**Request**:
Which lines below hold the word "heading"? Report each one.
· · · ·
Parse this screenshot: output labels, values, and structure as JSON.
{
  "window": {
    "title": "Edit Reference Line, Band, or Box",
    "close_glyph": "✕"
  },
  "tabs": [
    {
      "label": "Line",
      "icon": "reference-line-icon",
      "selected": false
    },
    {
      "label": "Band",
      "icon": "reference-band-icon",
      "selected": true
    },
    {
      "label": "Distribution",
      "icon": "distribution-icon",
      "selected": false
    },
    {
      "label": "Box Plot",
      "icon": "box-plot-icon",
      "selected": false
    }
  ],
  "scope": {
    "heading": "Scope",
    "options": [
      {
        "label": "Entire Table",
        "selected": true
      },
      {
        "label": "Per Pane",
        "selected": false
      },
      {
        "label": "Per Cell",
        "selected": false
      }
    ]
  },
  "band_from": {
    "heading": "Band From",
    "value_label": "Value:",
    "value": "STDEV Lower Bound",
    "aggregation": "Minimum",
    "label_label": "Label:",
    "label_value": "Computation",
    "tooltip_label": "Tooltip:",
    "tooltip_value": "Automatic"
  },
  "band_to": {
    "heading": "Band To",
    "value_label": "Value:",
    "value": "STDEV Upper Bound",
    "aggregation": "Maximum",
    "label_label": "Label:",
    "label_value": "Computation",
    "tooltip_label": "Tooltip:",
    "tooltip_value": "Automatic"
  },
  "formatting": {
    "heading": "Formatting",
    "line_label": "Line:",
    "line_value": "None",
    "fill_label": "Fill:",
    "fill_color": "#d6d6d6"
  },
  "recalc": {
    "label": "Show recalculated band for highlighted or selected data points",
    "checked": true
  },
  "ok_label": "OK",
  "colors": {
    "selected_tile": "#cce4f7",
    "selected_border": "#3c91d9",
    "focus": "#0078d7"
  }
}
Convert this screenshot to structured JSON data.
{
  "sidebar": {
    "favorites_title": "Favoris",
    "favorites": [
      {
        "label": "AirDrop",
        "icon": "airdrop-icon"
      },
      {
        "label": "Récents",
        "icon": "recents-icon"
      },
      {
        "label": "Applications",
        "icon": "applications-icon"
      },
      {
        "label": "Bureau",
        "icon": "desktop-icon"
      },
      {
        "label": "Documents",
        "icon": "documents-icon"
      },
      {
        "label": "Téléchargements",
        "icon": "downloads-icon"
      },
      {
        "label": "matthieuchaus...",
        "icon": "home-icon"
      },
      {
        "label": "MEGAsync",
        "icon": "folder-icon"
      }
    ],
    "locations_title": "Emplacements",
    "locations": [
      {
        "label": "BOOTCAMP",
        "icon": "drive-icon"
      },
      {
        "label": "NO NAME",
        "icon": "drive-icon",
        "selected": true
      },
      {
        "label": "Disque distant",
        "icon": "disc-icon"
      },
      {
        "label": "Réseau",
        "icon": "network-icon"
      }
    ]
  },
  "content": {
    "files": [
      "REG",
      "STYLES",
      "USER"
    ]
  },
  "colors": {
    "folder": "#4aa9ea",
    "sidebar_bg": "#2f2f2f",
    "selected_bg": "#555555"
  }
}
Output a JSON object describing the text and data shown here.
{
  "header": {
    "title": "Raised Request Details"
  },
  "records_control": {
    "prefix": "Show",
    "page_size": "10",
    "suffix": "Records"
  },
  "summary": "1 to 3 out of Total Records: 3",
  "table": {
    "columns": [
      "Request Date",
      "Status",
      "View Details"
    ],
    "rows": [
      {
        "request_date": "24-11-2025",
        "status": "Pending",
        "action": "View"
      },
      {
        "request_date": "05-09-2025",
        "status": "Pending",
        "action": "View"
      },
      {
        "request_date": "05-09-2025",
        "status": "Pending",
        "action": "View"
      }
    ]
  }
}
· · · ·
**Solution for this exercise**:
    "heading": "Scope",
    "heading": "Band From",
    "heading": "Band To",
    "heading": "Formatting",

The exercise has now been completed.